++++ Task material ++++

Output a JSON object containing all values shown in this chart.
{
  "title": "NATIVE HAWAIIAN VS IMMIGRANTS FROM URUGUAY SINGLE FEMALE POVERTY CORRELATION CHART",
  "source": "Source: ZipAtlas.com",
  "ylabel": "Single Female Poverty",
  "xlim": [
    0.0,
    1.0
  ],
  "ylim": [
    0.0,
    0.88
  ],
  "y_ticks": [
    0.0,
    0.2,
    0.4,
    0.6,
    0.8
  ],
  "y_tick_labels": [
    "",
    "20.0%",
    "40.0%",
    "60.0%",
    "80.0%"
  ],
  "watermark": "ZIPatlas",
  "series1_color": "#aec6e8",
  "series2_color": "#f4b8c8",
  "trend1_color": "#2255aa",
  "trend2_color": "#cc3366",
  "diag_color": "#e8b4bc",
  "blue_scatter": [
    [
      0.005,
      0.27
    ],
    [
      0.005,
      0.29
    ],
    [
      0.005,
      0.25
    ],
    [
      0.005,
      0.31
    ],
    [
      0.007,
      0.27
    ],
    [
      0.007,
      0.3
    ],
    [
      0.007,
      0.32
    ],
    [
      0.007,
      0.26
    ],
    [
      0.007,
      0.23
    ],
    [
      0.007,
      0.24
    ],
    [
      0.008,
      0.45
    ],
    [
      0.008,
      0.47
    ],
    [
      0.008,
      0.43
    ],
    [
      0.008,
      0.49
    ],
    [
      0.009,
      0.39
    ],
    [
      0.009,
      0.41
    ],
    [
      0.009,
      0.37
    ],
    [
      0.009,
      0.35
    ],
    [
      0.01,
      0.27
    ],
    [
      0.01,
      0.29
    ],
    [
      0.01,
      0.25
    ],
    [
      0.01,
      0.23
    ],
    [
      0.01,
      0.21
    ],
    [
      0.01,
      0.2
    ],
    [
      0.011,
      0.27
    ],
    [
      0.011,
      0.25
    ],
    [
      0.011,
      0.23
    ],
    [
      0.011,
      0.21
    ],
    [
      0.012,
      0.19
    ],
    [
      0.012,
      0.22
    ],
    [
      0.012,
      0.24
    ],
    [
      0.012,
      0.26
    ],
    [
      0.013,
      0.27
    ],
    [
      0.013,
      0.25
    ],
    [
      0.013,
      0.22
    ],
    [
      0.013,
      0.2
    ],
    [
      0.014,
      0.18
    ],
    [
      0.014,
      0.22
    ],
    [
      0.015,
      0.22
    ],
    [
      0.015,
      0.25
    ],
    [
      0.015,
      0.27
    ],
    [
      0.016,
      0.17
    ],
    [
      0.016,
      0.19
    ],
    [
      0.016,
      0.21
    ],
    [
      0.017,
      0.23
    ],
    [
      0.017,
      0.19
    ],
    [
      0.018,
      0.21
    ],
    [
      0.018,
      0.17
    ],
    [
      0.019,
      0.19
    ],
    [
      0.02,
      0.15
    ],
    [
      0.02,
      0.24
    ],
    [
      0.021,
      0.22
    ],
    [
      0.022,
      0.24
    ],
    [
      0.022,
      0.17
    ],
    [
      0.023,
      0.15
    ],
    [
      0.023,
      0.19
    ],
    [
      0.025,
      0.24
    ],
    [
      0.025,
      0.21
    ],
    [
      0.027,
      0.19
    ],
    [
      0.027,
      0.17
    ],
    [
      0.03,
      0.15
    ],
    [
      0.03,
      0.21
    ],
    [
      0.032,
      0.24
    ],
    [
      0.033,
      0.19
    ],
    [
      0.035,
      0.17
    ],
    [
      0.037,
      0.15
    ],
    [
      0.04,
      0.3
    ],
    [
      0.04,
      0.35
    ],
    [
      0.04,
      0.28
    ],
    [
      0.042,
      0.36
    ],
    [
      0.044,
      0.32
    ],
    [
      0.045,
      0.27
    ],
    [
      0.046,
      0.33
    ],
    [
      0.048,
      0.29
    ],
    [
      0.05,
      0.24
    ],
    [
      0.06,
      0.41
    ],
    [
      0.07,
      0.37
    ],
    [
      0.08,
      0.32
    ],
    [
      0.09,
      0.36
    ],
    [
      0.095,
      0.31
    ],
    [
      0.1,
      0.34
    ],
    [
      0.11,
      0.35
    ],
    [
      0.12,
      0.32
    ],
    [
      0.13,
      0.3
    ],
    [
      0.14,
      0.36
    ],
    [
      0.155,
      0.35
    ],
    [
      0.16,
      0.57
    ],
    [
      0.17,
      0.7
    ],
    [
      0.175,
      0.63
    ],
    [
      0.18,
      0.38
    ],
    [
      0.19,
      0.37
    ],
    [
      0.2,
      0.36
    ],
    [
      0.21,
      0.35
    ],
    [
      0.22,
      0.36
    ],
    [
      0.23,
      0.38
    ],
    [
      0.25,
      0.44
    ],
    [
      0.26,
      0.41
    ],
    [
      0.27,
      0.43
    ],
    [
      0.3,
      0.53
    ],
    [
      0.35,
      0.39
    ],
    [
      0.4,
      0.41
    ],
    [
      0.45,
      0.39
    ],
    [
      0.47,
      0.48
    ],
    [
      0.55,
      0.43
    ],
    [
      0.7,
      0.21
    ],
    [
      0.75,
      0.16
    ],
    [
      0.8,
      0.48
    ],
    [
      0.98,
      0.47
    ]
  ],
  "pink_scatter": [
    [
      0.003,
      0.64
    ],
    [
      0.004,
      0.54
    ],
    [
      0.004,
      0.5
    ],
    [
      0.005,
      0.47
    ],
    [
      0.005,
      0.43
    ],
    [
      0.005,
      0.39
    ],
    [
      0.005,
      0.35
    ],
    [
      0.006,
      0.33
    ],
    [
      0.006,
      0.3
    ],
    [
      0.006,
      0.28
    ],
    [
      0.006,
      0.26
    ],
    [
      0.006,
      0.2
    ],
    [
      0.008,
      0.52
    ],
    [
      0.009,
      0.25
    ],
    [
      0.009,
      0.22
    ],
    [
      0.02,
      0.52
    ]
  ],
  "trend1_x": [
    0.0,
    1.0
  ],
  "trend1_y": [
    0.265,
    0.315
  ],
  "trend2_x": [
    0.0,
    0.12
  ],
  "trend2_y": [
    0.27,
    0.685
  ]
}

++++

Objective
Extract each entry in full and write it down exactly.

Expected answer
Output a JSON object containing all values shown in this chart.
{
  "title": "NATIVE HAWAIIAN VS IMMIGRANTS FROM URUGUAY SINGLE FEMALE POVERTY CORRELATION CHART",
  "source": "Source: ZipAtlas.com",
  "ylabel": "Single Female Poverty",
  "xlim": [
    0.0,
    1.0
  ],
  "ylim": [
    0.0,
    0.88
  ],
  "y_ticks": [
    0.0,
    0.2,
    0.4,
    0.6,
    0.8
  ],
  "y_tick_labels": [
    "",
    "20.0%",
    "40.0%",
    "60.0%",
    "80.0%"
  ],
  "watermark": "ZIPatlas",
  "series1_color": "#aec6e8",
  "series2_color": "#f4b8c8",
  "trend1_color": "#2255aa",
  "trend2_color": "#cc3366",
  "diag_color": "#e8b4bc",
  "blue_scatter": [
    [
      0.005,
      0.27
    ],
    [
      0.005,
      0.29
    ],
    [
      0.005,
      0.25
    ],
    [
      0.005,
      0.31
    ],
    [
      0.007,
      0.27
    ],
    [
      0.007,
      0.3
    ],
    [
      0.007,
      0.32
    ],
    [
      0.007,
      0.26
    ],
    [
      0.007,
      0.23
    ],
    [
      0.007,
      0.24
    ],
    [
      0.008,
      0.45
    ],
    [
      0.008,
      0.47
    ],
    [
      0.008,
      0.43
    ],
    [
      0.008,
      0.49
    ],
    [
      0.009,
      0.39
    ],
    [
      0.009,
      0.41
    ],
    [
      0.009,
      0.37
    ],
    [
      0.009,
      0.35
    ],
    [
      0.01,
      0.27
    ],
    [
      0.01,
      0.29
    ],
    [
      0.01,
      0.25
    ],
    [
      0.01,
      0.23
    ],
    [
      0.01,
      0.21
    ],
    [
      0.01,
      0.2
    ],
    [
      0.011,
      0.27
    ],
    [
      0.011,
      0.25
    ],
    [
      0.011,
      0.23
    ],
    [
      0.011,
      0.21
    ],
    [
      0.012,
      0.19
    ],
    [
      0.012,
      0.22
    ],
    [
      0.012,
      0.24
    ],
    [
      0.012,
      0.26
    ],
    [
      0.013,
      0.27
    ],
    [
      0.013,
      0.25
    ],
    [
      0.013,
      0.22
    ],
    [
      0.013,
      0.2
    ],
    [
      0.014,
      0.18
    ],
    [
      0.014,
      0.22
    ],
    [
      0.015,
      0.22
    ],
    [
      0.015,
      0.25
    ],
    [
      0.015,
      0.27
    ],
    [
      0.016,
      0.17
    ],
    [
      0.016,
      0.19
    ],
    [
      0.016,
      0.21
    ],
    [
      0.017,
      0.23
    ],
    [
      0.017,
      0.19
    ],
    [
      0.018,
      0.21
    ],
    [
      0.018,
      0.17
    ],
    [
      0.019,
      0.19
    ],
    [
      0.02,
      0.15
    ],
    [
      0.02,
      0.24
    ],
    [
      0.021,
      0.22
    ],
    [
      0.022,
      0.24
    ],
    [
      0.022,
      0.17
    ],
    [
      0.023,
      0.15
    ],
    [
      0.023,
      0.19
    ],
    [
      0.025,
      0.24
    ],
    [
      0.025,
      0.21
    ],
    [
      0.027,
      0.19
    ],
    [
      0.027,
      0.17
    ],
    [
      0.03,
      0.15
    ],
    [
      0.03,
      0.21
    ],
    [
      0.032,
      0.24
    ],
    [
      0.033,
      0.19
    ],
    [
      0.035,
      0.17
    ],
    [
      0.037,
      0.15
    ],
    [
      0.04,
      0.3
    ],
    [
      0.04,
      0.35
    ],
    [
      0.04,
      0.28
    ],
    [
      0.042,
      0.36
    ],
    [
      0.044,
      0.32
    ],
    [
      0.045,
      0.27
    ],
    [
      0.046,
      0.33
    ],
    [
      0.048,
      0.29
    ],
    [
      0.05,
      0.24
    ],
    [
      0.06,
      0.41
    ],
    [
      0.07,
      0.37
    ],
    [
      0.08,
      0.32
    ],
    [
      0.09,
      0.36
    ],
    [
      0.095,
      0.31
    ],
    [
      0.1,
      0.34
    ],
    [
      0.11,
      0.35
    ],
    [
      0.12,
      0.32
    ],
    [
      0.13,
      0.3
    ],
    [
      0.14,
      0.36
    ],
    [
      0.155,
      0.35
    ],
    [
      0.16,
      0.57
    ],
    [
      0.17,
      0.7
    ],
    [
      0.175,
      0.63
    ],
    [
      0.18,
      0.38
    ],
    [
      0.19,
      0.37
    ],
    [
      0.2,
      0.36
    ],
    [
      0.21,
      0.35
    ],
    [
      0.22,
      0.36
    ],
    [
      0.23,
      0.38
    ],
    [
      0.25,
      0.44
    ],
    [
      0.26,
      0.41
    ],
    [
      0.27,
      0.43
    ],
    [
      0.3,
      0.53
    ],
    [
      0.35,
      0.39
    ],
    [
      0.4,
      0.41
    ],
    [
      0.45,
      0.39
    ],
    [
      0.47,
      0.48
    ],
    [
      0.55,
      0.43
    ],
    [
      0.7,
      0.21
    ],
    [
      0.75,
      0.16
    ],
    [
      0.8,
      0.48
    ],
    [
      0.98,
      0.47
    ]
  ],
  "pink_scatter": [
    [
      0.003,
      0.64
    ],
    [
      0.004,
      0.54
    ],
    [
      0.004,
      0.5
    ],
    [
      0.005,
      0.47
    ],
    [
      0.005,
      0.43
    ],
    [
      0.005,
      0.39
    ],
    [
      0.005,
      0.35
    ],
    [
      0.006,
      0.33
    ],
    [
      0.006,
      0.3
    ],
    [
      0.006,
      0.28
    ],
    [
      0.006,
      0.26
    ],
    [
      0.006,
      0.2
    ],
    [
      0.008,
      0.52
    ],
    [
      0.009,
      0.25
    ],
    [
      0.009,
      0.22
    ],
    [
      0.02,
      0.52
    ]
  ],
  "trend1_x": [
    0.0,
    1.0
  ],
  "trend1_y": [
    0.265,
    0.315
  ],
  "trend2_x": [
    0.0,
    0.12
  ],
  "trend2_y": [
    0.27,
    0.685
  ]
}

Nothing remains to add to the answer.